EXERCISE TASKS:
[1] From the RuboBandit description, list every comment line in the sample file test.rb that the cat command prints.
[2] Pick up the RuboBandit description after its last line and write what comes next.

DOCUMENT EXCERPT:
------------------------------------
RuboBandit: automatically adds styling inconsistencies to your code, while ensuring functional equivalency.
I get it, a consistent coding style improves readability and makes it easier to collaborate with others. On the day job and other serious projects, I'll happily rubocop some consistency into my code. Nothing but appreciation for the rubocop developers.
That said, sometimes I miss the old days. The _whytheluckystiff days, when posting a stop motion animated gif of a moving handwritten copy of your code garnered admiration from the wider Ruby community. When language constructs were used playfully to accomplish a goal or just as an expression.
So here's my small act of rebellion. A happy place for all the lovely little hacks I can't put in capital P Production code. Missing Gemfile and gemspec not accidental.
$ cat test.rb
# Lorem ipsum dolor sit amet, consectetur adipiscing elit, sed do eiusmod
# tempor incididunt ut labore et dolore magna aliqua. Ut enim ad minim veniam,
# quis nostrud exercitation ullamco laboris nisi ut aliquip ex ea commodo
# consequat.
puts 'oh hi there, hello'
$ ruby rubobandit.rb test.rb
warning: parser/current is loading parser/ruby23, which recognizes
warning: 2.3.3-compliant syntax, but you are running 2.3.1.
------------------------------------
DATA SHOWN:
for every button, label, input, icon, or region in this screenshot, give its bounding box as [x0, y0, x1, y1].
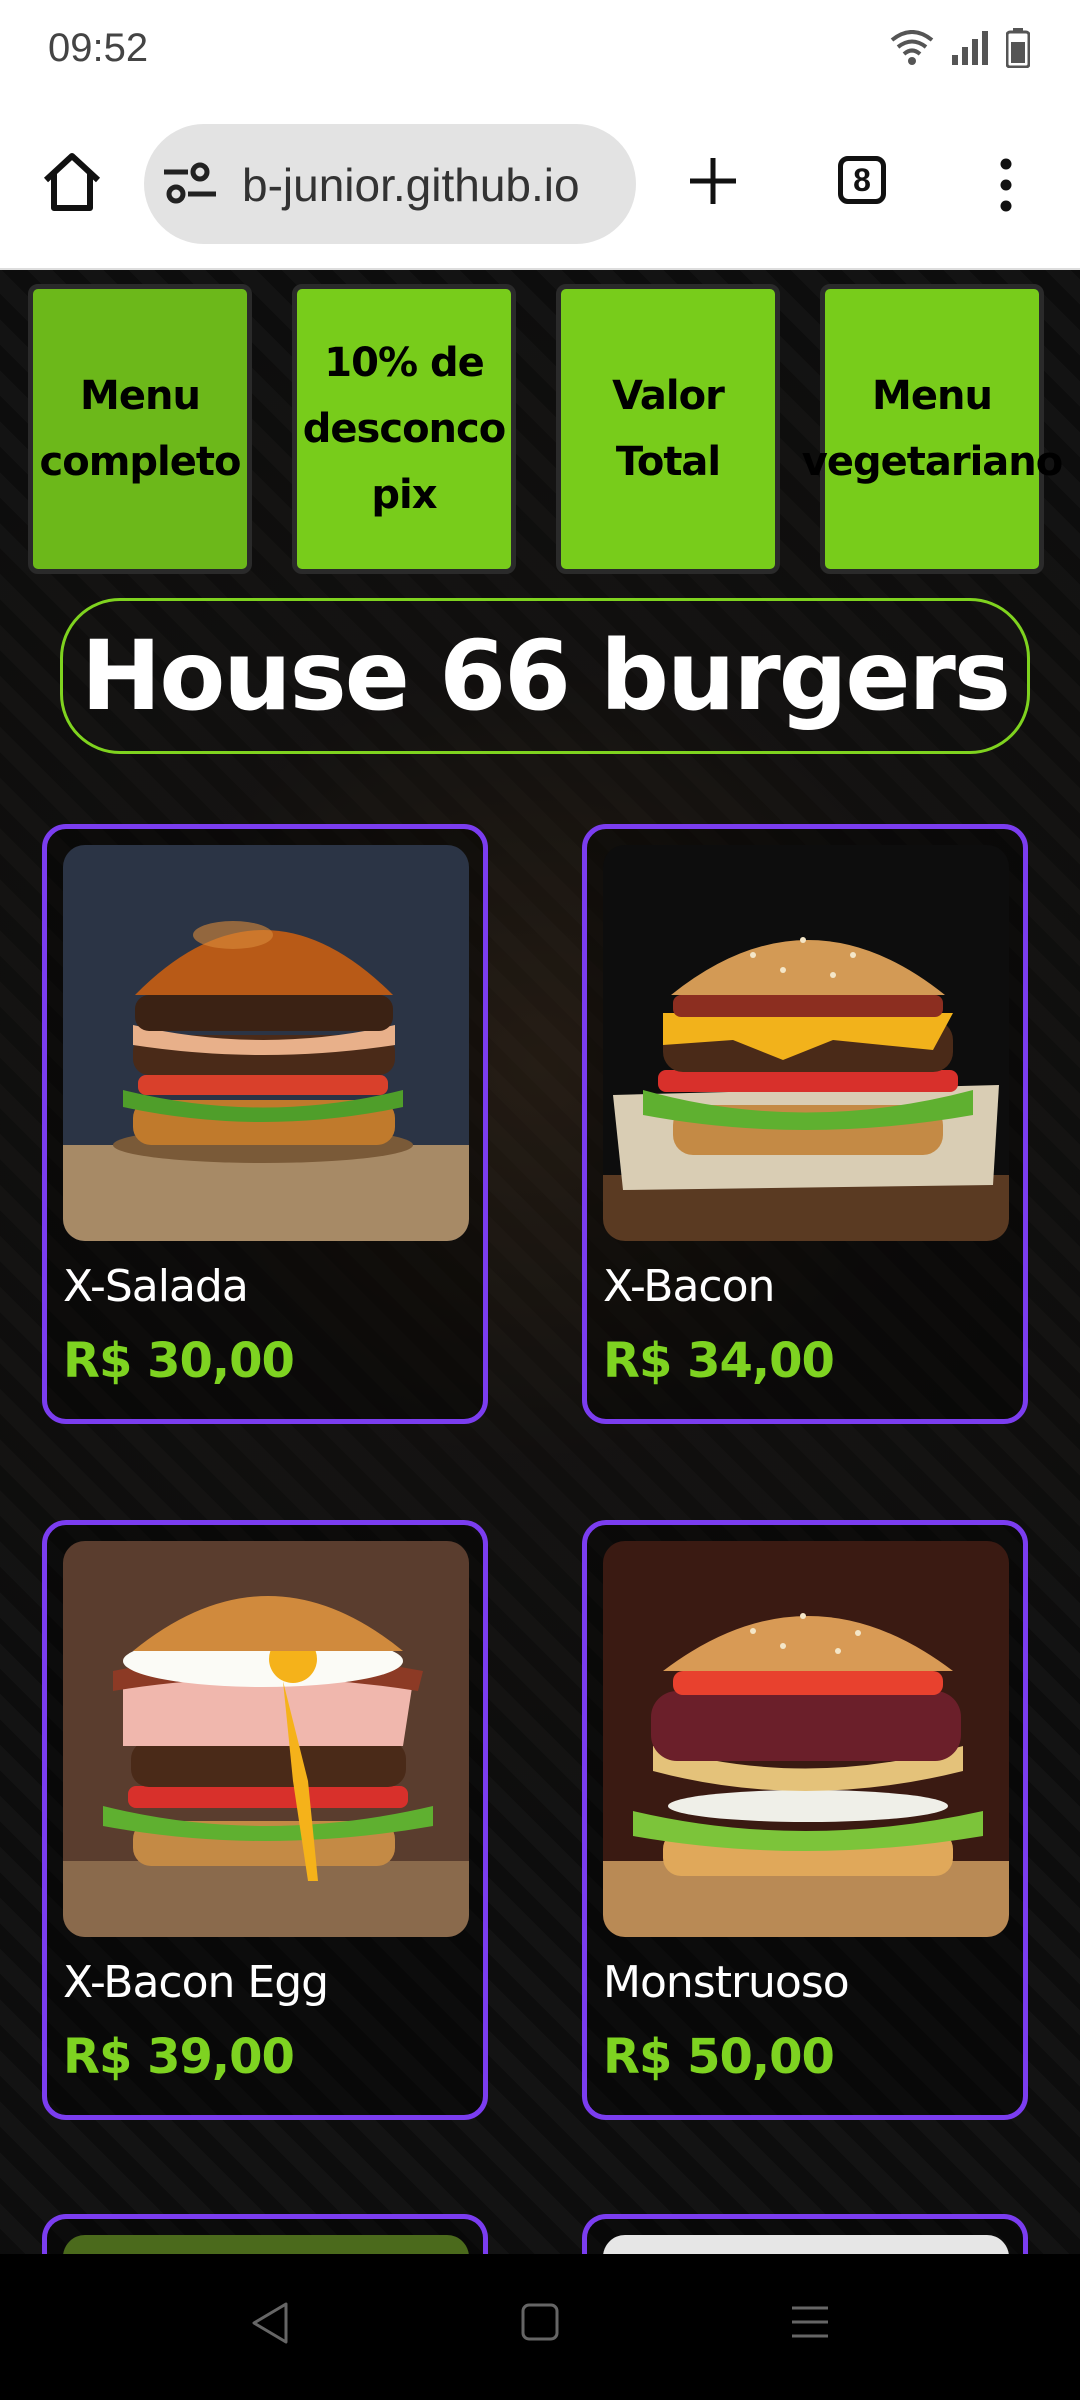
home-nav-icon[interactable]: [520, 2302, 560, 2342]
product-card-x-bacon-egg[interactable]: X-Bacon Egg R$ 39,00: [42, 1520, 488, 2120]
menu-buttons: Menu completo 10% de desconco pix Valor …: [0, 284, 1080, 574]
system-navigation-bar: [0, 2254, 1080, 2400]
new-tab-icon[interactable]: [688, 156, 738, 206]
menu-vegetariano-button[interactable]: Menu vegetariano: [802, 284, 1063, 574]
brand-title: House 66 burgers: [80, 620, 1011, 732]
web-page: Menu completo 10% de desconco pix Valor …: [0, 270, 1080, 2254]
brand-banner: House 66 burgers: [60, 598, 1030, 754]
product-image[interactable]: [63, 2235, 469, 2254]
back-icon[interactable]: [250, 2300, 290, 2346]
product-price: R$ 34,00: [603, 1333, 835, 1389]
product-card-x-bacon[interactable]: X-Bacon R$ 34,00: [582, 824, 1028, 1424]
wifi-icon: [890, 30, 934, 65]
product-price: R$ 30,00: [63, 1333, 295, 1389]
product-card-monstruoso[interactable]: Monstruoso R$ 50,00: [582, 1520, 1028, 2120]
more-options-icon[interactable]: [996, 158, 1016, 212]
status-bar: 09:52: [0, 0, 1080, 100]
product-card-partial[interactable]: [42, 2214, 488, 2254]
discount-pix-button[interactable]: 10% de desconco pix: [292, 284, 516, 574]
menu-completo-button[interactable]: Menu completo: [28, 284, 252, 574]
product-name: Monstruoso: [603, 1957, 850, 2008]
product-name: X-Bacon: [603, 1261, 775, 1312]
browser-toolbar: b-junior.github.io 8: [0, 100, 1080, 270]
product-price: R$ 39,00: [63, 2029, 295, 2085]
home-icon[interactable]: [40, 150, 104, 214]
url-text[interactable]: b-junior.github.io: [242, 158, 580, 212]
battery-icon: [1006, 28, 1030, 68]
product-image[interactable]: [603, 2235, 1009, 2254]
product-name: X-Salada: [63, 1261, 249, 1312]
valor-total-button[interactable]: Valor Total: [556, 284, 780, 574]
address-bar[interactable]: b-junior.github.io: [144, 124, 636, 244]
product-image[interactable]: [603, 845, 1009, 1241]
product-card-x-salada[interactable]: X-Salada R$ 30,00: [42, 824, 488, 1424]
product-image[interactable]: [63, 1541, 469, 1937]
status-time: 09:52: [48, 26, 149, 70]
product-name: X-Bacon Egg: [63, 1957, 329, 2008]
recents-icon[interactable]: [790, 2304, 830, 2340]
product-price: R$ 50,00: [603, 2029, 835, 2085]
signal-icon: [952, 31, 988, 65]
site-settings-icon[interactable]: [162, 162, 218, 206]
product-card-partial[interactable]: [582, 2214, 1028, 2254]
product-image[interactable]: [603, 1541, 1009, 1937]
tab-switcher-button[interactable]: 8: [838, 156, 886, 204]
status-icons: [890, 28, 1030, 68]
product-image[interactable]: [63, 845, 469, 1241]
------------------------------------
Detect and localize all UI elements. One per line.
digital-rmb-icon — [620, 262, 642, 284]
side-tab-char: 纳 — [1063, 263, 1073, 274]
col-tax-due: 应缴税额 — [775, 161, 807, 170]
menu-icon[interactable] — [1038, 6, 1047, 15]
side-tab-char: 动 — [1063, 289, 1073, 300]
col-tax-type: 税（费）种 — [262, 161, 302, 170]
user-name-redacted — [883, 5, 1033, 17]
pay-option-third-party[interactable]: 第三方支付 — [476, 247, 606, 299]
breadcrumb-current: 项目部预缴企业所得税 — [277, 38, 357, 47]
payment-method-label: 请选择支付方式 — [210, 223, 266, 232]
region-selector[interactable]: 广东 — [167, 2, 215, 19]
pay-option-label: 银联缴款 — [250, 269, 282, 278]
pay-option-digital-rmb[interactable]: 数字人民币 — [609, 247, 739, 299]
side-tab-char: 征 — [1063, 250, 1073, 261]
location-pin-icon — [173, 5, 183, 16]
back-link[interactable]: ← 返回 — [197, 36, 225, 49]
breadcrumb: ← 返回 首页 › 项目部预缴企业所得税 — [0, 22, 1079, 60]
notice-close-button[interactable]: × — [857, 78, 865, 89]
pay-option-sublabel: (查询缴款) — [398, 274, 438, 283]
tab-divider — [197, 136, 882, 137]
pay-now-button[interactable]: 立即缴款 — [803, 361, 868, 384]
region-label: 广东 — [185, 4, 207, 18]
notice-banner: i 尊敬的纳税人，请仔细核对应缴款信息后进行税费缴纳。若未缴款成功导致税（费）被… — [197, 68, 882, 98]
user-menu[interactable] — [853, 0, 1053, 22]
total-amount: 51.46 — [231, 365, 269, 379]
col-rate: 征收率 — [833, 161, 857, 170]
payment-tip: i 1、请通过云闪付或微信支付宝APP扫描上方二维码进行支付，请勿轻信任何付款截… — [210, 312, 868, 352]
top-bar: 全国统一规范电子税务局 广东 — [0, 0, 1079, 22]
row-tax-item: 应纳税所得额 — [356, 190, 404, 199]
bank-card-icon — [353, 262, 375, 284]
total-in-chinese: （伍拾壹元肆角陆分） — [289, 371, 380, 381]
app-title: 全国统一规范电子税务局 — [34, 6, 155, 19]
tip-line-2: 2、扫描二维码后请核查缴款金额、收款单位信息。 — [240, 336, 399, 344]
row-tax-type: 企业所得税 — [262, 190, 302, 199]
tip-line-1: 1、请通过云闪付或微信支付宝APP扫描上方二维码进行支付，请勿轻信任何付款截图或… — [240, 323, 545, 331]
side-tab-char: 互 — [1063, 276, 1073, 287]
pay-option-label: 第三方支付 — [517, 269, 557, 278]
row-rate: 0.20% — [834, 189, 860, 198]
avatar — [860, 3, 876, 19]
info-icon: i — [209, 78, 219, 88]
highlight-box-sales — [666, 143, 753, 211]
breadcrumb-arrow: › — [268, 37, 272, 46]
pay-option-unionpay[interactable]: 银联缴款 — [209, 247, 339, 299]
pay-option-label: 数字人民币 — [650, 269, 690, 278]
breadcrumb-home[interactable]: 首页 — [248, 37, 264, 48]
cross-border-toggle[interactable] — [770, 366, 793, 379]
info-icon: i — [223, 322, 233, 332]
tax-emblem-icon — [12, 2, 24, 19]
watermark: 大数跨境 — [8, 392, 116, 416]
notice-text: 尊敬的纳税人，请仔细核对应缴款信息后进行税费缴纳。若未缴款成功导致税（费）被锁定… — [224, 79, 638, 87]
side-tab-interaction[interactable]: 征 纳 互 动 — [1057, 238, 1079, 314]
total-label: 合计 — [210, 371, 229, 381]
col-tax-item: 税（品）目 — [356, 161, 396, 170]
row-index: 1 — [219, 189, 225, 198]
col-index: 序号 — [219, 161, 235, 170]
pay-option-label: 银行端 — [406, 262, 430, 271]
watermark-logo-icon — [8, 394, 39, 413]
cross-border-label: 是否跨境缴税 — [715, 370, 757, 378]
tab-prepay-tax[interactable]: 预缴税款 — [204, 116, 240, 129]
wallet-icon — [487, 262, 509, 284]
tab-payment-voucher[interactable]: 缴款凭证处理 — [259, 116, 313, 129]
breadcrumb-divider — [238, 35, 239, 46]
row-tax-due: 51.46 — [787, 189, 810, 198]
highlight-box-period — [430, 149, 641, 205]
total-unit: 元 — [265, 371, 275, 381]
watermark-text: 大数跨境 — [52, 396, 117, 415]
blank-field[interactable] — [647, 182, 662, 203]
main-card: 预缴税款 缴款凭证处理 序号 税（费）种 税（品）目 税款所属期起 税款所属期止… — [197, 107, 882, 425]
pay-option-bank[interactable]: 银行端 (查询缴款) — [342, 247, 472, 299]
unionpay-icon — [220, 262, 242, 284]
------------------------------------
OUTPUTS BY TASK:
[1]
# Lorem ipsum dolor sit amet, consectetur adipiscing elit, sed do eiusmod
# tempor incididunt ut labore et dolore magna aliqua. Ut enim ad minim veniam,
# quis nostrud exercitation ullamco laboris nisi ut aliquip ex ea commodo
# consequat.

[2]
warning: please see https://github.com/whitequark/parser#compatibility-with-ruby-mri.
Processing test.rb...
... finished. Output:
# Lorem ipsum dolor sit amet, consectetur adipiscing elit, sed do eiusmod tempor incididunt ut labore et dolore magna aliqua. Ut enim ad minim veniam, quis nostrud exercitation ullamco laboris nisi ut aliquip ex ea commodo consequat.
puts 'oh hi there, hello'
- Randomly adds random amount of whitespace to the end of some lines.
- Converts about half of all multiline comments to very long single-line comments.
- Randomly swap between block styles.
- Replace descriptive variable names with single letters and add comment:
# TODO better variable names!
- Ensure hash syntax style alternates between colon (
{key: 'value'}
) and hash-rocket ({:key => 'value'}
)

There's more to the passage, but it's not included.